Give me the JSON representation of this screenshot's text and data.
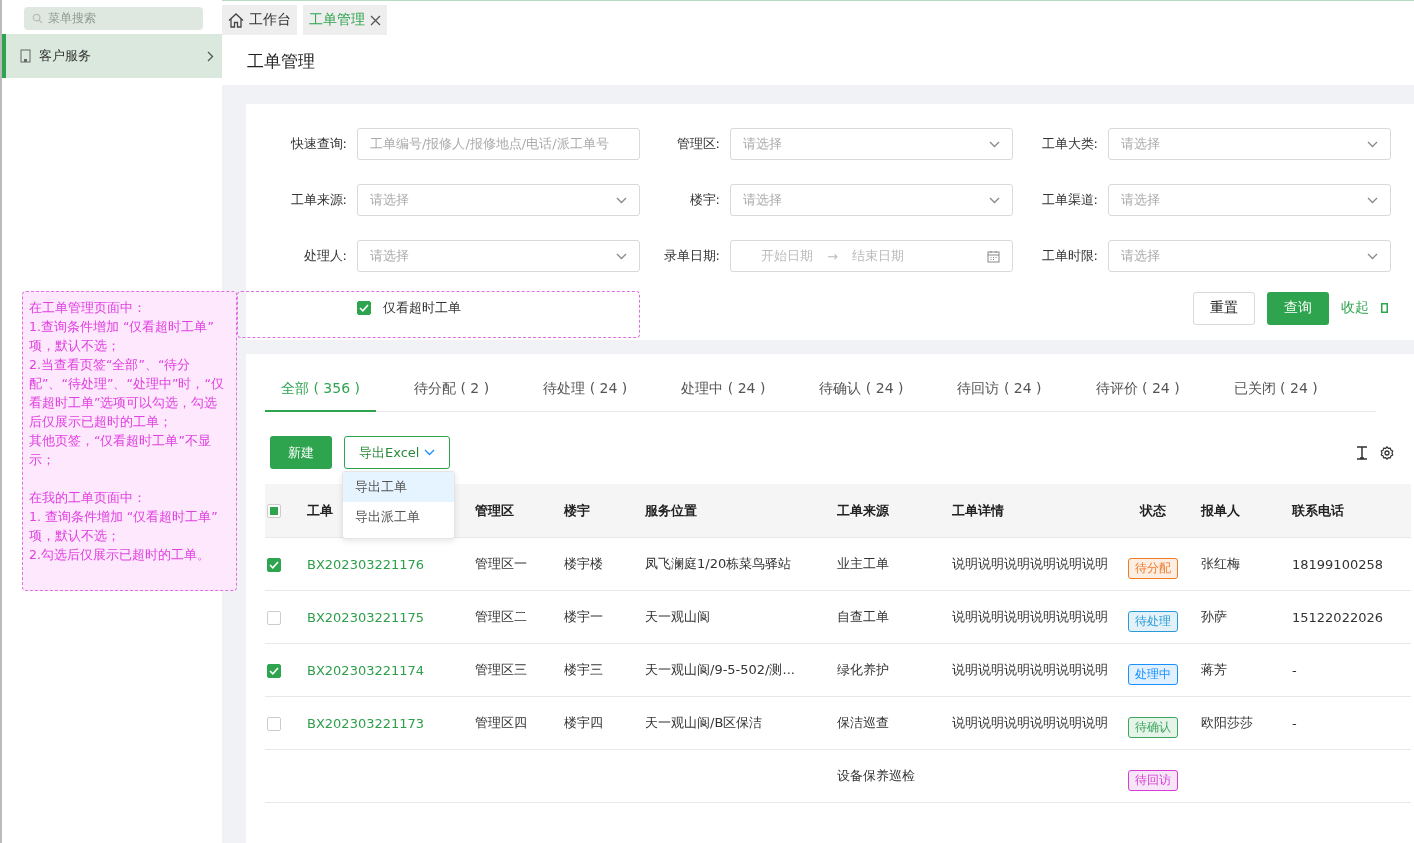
{
  "sidebar": {
    "search": {
      "placeholder": "菜单搜索"
    },
    "items": [
      {
        "label": "客户服务",
        "selected": true
      }
    ]
  },
  "tabs": [
    {
      "label": "工作台",
      "selected": false,
      "kind": "home"
    },
    {
      "label": "工单管理",
      "selected": true,
      "kind": "closable"
    }
  ],
  "page_title": "工单管理",
  "filters": [
    {
      "label": "快速查询:",
      "kind": "text",
      "placeholder": "工单编号/报修人/报修地点/电话/派工单号"
    },
    {
      "label": "管理区:",
      "kind": "select",
      "placeholder": "请选择"
    },
    {
      "label": "工单大类:",
      "kind": "select",
      "placeholder": "请选择"
    },
    {
      "label": "工单来源:",
      "kind": "select",
      "placeholder": "请选择"
    },
    {
      "label": "楼宇:",
      "kind": "select",
      "placeholder": "请选择"
    },
    {
      "label": "工单渠道:",
      "kind": "select",
      "placeholder": "请选择"
    },
    {
      "label": "处理人:",
      "kind": "select",
      "placeholder": "请选择"
    },
    {
      "label": "录单日期:",
      "kind": "date",
      "start_placeholder": "开始日期",
      "separator": "→",
      "end_placeholder": "结束日期"
    },
    {
      "label": "工单时限:",
      "kind": "select",
      "placeholder": "请选择"
    }
  ],
  "timeout_filter": {
    "label": "仅看超时工单",
    "checked": true
  },
  "filter_buttons": {
    "reset": "重置",
    "search": "查询",
    "collapse": "收起"
  },
  "status_tabs": [
    {
      "label": "全部 ( 356 )",
      "selected": true
    },
    {
      "label": "待分配 ( 2 )",
      "selected": false
    },
    {
      "label": "待处理 ( 24 )",
      "selected": false
    },
    {
      "label": "处理中 ( 24 )",
      "selected": false
    },
    {
      "label": "待确认 ( 24 )",
      "selected": false
    },
    {
      "label": "待回访 ( 24 )",
      "selected": false
    },
    {
      "label": "待评价 ( 24 )",
      "selected": false
    },
    {
      "label": "已关闭 ( 24 )",
      "selected": false
    }
  ],
  "actions": {
    "new": "新建",
    "export": "导出Excel",
    "export_menu": [
      {
        "label": "导出工单",
        "selected": true
      },
      {
        "label": "导出派工单",
        "selected": false
      }
    ]
  },
  "table": {
    "select_all": {
      "indeterminate": true
    },
    "columns": [
      "工单",
      "管理区",
      "楼宇",
      "服务位置",
      "工单来源",
      "工单详情",
      "状态",
      "报单人",
      "联系电话"
    ],
    "rows": [
      {
        "checked": true,
        "id": "BX202303221176",
        "area": "管理区一",
        "building": "楼宇楼",
        "location": "凤飞澜庭1/20栋菜鸟驿站",
        "source": "业主工单",
        "detail": "说明说明说明说明说明说明",
        "status": {
          "label": "待分配",
          "color": "#f07c2a"
        },
        "reporter": "张红梅",
        "phone": "18199100258"
      },
      {
        "checked": false,
        "id": "BX202303221175",
        "area": "管理区二",
        "building": "楼宇一",
        "location": "天一观山阆",
        "source": "自查工单",
        "detail": "说明说明说明说明说明说明",
        "status": {
          "label": "待处理",
          "color": "#2b9bd8"
        },
        "reporter": "孙萨",
        "phone": "15122022026"
      },
      {
        "checked": true,
        "id": "BX202303221174",
        "area": "管理区三",
        "building": "楼宇三",
        "location": "天一观山阆/9-5-502/测...",
        "source": "绿化养护",
        "detail": "说明说明说明说明说明说明",
        "status": {
          "label": "处理中",
          "color": "#1890ff"
        },
        "reporter": "蒋芳",
        "phone": "-"
      },
      {
        "checked": false,
        "id": "BX202303221173",
        "area": "管理区四",
        "building": "楼宇四",
        "location": "天一观山阆/B区保洁",
        "source": "保洁巡查",
        "detail": "说明说明说明说明说明说明",
        "status": {
          "label": "待确认",
          "color": "#3ba55c"
        },
        "reporter": "欧阳莎莎",
        "phone": "-"
      },
      {
        "source": "设备保养巡检",
        "status": {
          "label": "待回访",
          "color": "#d23fd2"
        }
      }
    ]
  },
  "notes": [
    [
      "在工单管理页面中：",
      "1.查询条件增加 “仅看超时工单” 项，默认不选；",
      "2.当查看页签“全部”、“待分配”、“待处理”、“处理中”时，“仅看超时工单”选项可以勾选，勾选后仅展示已超时的工单；",
      "其他页签，“仅看超时工单”不显示；"
    ],
    [
      "在我的工单页面中：",
      "1. 查询条件增加 “仅看超时工单” 项，默认不选；",
      "2.勾选后仅展示已超时的工单。"
    ]
  ]
}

- **Work instructions**
From the listing, copy each line containing the word "area".

- **Complete output**
        "area": "管理区一",
        "area": "管理区二",
        "area": "管理区三",
        "area": "管理区四",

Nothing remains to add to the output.